BRIEF
Every line of the data must be copied exactly.

RECORDS PROVIDED

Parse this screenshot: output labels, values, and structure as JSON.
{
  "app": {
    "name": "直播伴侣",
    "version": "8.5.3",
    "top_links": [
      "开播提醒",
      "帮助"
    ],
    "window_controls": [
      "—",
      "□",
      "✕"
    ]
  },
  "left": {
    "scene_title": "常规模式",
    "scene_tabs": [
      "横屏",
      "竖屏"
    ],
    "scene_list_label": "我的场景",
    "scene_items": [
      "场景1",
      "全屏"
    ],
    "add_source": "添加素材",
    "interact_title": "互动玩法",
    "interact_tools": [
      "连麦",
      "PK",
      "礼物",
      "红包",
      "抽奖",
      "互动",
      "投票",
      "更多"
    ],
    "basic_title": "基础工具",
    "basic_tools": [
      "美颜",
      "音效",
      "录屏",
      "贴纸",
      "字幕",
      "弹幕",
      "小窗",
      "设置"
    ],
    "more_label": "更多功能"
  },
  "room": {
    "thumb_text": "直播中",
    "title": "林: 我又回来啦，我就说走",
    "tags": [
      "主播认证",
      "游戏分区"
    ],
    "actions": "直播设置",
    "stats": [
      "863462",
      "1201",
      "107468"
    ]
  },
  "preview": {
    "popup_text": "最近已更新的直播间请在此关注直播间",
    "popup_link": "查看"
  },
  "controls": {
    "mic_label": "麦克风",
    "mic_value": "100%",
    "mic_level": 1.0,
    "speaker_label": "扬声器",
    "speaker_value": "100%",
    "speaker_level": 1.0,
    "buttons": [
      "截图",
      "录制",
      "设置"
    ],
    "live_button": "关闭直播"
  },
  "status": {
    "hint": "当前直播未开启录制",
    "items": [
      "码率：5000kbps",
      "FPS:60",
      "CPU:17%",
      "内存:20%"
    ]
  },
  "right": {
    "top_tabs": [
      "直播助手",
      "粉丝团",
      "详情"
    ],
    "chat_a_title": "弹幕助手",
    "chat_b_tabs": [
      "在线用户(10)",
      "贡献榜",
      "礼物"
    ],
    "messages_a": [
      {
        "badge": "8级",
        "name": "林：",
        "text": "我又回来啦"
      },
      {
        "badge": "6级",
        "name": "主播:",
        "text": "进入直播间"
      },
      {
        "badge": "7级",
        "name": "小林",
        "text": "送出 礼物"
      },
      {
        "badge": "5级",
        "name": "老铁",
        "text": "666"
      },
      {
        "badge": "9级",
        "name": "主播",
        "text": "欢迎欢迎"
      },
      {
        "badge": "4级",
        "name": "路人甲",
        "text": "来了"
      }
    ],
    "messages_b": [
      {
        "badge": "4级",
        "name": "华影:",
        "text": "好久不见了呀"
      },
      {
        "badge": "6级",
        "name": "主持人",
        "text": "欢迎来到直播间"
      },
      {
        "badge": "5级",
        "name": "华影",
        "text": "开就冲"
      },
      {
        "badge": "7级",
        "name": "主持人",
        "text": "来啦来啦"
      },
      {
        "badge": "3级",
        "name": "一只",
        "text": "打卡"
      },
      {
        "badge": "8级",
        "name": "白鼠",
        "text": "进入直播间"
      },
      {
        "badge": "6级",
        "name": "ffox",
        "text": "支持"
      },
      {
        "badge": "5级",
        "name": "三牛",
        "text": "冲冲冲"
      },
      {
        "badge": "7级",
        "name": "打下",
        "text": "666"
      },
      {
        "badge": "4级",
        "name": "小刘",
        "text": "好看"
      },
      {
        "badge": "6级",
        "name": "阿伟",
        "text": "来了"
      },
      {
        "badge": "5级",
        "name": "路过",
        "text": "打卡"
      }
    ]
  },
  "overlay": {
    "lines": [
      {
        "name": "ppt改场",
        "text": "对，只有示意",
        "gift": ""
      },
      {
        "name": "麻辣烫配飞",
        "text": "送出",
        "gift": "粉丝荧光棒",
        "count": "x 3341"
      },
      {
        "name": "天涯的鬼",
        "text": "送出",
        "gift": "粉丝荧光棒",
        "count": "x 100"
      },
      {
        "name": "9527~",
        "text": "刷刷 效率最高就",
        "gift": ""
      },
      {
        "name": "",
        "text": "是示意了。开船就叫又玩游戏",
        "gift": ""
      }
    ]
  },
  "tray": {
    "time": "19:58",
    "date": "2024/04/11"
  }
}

EXERCISE RESULT
Parse this screenshot: output labels, values, and structure as JSON.
{
  "app": {
    "name": "直播伴侣",
    "version": "8.5.3",
    "top_links": [
      "开播提醒",
      "帮助"
    ],
    "window_controls": [
      "—",
      "□",
      "✕"
    ]
  },
  "left": {
    "scene_title": "常规模式",
    "scene_tabs": [
      "横屏",
      "竖屏"
    ],
    "scene_list_label": "我的场景",
    "scene_items": [
      "场景1",
      "全屏"
    ],
    "add_source": "添加素材",
    "interact_title": "互动玩法",
    "interact_tools": [
      "连麦",
      "PK",
      "礼物",
      "红包",
      "抽奖",
      "互动",
      "投票",
      "更多"
    ],
    "basic_title": "基础工具",
    "basic_tools": [
      "美颜",
      "音效",
      "录屏",
      "贴纸",
      "字幕",
      "弹幕",
      "小窗",
      "设置"
    ],
    "more_label": "更多功能"
  },
  "room": {
    "thumb_text": "直播中",
    "title": "林: 我又回来啦，我就说走",
    "tags": [
      "主播认证",
      "游戏分区"
    ],
    "actions": "直播设置",
    "stats": [
      "863462",
      "1201",
      "107468"
    ]
  },
  "preview": {
    "popup_text": "最近已更新的直播间请在此关注直播间",
    "popup_link": "查看"
  },
  "controls": {
    "mic_label": "麦克风",
    "mic_value": "100%",
    "mic_level": 1.0,
    "speaker_label": "扬声器",
    "speaker_value": "100%",
    "speaker_level": 1.0,
    "buttons": [
      "截图",
      "录制",
      "设置"
    ],
    "live_button": "关闭直播"
  },
  "status": {
    "hint": "当前直播未开启录制",
    "items": [
      "码率：5000kbps",
      "FPS:60",
      "CPU:17%",
      "内存:20%"
    ]
  },
  "right": {
    "top_tabs": [
      "直播助手",
      "粉丝团",
      "详情"
    ],
    "chat_a_title": "弹幕助手",
    "chat_b_tabs": [
      "在线用户(10)",
      "贡献榜",
      "礼物"
    ],
    "messages_a": [
      {
        "badge": "8级",
        "name": "林：",
        "text": "我又回来啦"
      },
      {
        "badge": "6级",
        "name": "主播:",
        "text": "进入直播间"
      },
      {
        "badge": "7级",
        "name": "小林",
        "text": "送出 礼物"
      },
      {
        "badge": "5级",
        "name": "老铁",
        "text": "666"
      },
      {
        "badge": "9级",
        "name": "主播",
        "text": "欢迎欢迎"
      },
      {
        "badge": "4级",
        "name": "路人甲",
        "text": "来了"
      }
    ],
    "messages_b": [
      {
        "badge": "4级",
        "name": "华影:",
        "text": "好久不见了呀"
      },
      {
        "badge": "6级",
        "name": "主持人",
        "text": "欢迎来到直播间"
      },
      {
        "badge": "5级",
        "name": "华影",
        "text": "开就冲"
      },
      {
        "badge": "7级",
        "name": "主持人",
        "text": "来啦来啦"
      },
      {
        "badge": "3级",
        "name": "一只",
        "text": "打卡"
      },
      {
        "badge": "8级",
        "name": "白鼠",
        "text": "进入直播间"
      },
      {
        "badge": "6级",
        "name": "ffox",
        "text": "支持"
      },
      {
        "badge": "5级",
        "name": "三牛",
        "text": "冲冲冲"
      },
      {
        "badge": "7级",
        "name": "打下",
        "text": "666"
      },
      {
        "badge": "4级",
        "name": "小刘",
        "text": "好看"
      },
      {
        "badge": "6级",
        "name": "阿伟",
        "text": "来了"
      },
      {
        "badge": "5级",
        "name": "路过",
        "text": "打卡"
      }
    ]
  },
  "overlay": {
    "lines": [
      {
        "name": "ppt改场",
        "text": "对，只有示意",
        "gift": ""
      },
      {
        "name": "麻辣烫配飞",
        "text": "送出",
        "gift": "粉丝荧光棒",
        "count": "x 3341"
      },
      {
        "name": "天涯的鬼",
        "text": "送出",
        "gift": "粉丝荧光棒",
        "count": "x 100"
      },
      {
        "name": "9527~",
        "text": "刷刷 效率最高就",
        "gift": ""
      },
      {
        "name": "",
        "text": "是示意了。开船就叫又玩游戏",
        "gift": ""
      }
    ]
  },
  "tray": {
    "time": "19:58",
    "date": "2024/04/11"
  }
}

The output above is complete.